Pull every line containing the word "index" from the records.
++++ Exercise material
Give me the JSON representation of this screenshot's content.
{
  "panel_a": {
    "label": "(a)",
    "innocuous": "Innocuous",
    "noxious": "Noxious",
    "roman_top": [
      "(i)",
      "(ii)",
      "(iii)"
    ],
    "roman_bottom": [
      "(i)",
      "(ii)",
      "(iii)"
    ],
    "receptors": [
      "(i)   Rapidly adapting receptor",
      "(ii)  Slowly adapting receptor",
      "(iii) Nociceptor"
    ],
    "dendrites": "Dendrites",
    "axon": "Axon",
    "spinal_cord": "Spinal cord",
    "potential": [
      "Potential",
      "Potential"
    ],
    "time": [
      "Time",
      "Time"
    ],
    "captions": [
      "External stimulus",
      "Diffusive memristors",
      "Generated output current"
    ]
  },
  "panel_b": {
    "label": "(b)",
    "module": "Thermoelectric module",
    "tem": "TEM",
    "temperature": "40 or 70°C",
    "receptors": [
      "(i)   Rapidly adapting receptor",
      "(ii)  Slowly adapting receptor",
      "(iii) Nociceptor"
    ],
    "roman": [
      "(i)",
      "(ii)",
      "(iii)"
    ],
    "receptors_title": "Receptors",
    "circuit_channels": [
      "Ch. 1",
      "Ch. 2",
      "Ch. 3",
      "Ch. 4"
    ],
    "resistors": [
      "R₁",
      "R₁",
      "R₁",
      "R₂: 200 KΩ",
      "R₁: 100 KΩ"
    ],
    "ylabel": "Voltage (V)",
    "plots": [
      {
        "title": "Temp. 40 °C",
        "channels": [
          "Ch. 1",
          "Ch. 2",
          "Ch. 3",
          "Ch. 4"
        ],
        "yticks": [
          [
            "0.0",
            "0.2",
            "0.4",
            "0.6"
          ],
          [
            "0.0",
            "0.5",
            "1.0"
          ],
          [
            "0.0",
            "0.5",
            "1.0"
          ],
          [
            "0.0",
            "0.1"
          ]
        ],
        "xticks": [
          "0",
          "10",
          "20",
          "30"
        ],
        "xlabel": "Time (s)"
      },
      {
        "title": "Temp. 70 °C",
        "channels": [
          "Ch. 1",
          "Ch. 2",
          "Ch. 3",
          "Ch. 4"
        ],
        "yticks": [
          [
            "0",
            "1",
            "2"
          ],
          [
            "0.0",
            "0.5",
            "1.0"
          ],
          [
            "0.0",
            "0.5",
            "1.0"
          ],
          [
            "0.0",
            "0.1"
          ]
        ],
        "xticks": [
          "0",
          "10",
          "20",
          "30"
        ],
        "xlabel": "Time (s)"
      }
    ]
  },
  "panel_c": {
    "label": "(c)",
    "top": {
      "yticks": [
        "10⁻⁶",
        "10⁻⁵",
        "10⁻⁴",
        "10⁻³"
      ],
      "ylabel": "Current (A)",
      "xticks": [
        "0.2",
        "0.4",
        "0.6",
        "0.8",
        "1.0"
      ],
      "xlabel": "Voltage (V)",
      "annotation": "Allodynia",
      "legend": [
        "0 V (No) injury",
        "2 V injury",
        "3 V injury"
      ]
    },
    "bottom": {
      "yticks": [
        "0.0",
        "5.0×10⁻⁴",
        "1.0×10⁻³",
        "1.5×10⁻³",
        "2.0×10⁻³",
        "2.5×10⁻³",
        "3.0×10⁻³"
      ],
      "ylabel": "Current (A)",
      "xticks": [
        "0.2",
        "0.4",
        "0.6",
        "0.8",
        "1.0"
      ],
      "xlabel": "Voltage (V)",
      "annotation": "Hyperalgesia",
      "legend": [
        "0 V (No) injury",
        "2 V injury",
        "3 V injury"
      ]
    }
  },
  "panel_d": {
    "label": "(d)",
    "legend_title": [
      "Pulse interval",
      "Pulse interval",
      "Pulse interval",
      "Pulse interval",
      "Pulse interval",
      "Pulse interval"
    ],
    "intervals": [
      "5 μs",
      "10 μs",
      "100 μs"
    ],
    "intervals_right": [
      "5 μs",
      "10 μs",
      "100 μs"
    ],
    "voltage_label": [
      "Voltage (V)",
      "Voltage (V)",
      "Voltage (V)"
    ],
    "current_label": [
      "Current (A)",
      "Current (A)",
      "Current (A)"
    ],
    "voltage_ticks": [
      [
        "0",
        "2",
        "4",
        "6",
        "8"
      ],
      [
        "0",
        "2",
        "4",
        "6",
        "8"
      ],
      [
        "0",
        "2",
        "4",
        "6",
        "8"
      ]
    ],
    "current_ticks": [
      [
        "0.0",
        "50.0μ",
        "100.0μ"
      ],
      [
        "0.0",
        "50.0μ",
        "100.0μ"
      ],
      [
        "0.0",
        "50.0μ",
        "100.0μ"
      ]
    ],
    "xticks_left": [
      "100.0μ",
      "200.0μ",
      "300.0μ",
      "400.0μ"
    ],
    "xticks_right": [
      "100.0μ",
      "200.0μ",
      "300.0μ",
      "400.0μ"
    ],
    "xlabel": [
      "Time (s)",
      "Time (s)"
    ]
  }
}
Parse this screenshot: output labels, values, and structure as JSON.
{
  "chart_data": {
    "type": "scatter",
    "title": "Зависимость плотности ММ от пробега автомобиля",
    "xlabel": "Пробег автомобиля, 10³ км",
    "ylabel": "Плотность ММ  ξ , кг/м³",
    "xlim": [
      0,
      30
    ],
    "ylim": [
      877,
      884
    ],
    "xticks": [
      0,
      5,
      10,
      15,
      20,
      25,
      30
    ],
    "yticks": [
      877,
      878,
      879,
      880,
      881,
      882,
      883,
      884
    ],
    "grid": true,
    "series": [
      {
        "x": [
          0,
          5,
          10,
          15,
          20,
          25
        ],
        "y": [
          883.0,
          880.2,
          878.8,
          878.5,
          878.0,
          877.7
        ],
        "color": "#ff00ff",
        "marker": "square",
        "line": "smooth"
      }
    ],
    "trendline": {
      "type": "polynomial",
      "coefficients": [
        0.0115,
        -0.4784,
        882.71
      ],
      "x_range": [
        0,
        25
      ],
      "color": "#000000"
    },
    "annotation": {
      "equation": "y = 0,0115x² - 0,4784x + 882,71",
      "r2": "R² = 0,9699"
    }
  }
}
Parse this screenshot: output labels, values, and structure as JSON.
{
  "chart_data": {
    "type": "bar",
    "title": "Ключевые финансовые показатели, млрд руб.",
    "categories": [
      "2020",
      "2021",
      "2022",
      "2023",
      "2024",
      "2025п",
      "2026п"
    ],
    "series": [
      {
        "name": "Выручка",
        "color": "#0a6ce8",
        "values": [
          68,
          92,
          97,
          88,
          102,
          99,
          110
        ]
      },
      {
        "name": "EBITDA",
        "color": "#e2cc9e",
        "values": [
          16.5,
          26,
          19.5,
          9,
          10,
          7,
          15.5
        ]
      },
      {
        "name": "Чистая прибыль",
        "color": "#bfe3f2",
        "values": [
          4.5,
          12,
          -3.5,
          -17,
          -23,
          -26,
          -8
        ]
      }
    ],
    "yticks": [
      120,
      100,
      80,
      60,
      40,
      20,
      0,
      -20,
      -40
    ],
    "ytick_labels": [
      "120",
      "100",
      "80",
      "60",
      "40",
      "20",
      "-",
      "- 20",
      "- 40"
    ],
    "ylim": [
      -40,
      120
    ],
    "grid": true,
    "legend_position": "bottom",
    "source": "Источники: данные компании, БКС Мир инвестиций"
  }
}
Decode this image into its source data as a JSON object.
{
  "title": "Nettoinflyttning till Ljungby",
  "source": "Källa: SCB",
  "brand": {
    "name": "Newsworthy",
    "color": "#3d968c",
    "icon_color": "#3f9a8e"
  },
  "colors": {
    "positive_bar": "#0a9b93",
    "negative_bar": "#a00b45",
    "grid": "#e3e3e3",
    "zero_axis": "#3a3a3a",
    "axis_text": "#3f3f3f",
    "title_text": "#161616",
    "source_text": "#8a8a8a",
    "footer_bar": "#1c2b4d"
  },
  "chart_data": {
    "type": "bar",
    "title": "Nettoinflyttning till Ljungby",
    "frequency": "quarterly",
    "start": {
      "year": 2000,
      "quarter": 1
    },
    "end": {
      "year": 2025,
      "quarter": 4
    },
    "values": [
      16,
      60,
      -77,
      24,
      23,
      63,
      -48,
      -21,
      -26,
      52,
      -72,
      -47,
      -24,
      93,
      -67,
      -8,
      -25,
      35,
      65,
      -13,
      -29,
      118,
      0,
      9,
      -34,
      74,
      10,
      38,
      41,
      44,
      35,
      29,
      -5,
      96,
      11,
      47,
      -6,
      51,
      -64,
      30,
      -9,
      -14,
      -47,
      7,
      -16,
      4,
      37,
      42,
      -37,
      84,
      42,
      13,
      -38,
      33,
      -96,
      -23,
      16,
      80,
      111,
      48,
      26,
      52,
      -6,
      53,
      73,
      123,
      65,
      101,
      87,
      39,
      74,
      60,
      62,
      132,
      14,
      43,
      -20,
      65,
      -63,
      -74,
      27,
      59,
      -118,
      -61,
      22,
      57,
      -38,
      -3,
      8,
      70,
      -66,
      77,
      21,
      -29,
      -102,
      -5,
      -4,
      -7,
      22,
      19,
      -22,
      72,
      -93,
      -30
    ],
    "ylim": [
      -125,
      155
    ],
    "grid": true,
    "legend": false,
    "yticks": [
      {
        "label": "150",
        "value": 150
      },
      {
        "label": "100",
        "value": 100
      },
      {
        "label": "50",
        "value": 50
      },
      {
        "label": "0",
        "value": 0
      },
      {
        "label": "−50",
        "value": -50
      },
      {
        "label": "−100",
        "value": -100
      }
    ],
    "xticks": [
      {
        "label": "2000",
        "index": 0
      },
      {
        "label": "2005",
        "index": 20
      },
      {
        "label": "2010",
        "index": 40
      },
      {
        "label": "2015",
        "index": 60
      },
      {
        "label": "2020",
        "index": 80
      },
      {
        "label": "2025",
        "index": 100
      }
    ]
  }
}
++++++++
◆ The output ◆
        "index": 0
        "index": 20
        "index": 40
        "index": 60
        "index": 80
        "index": 100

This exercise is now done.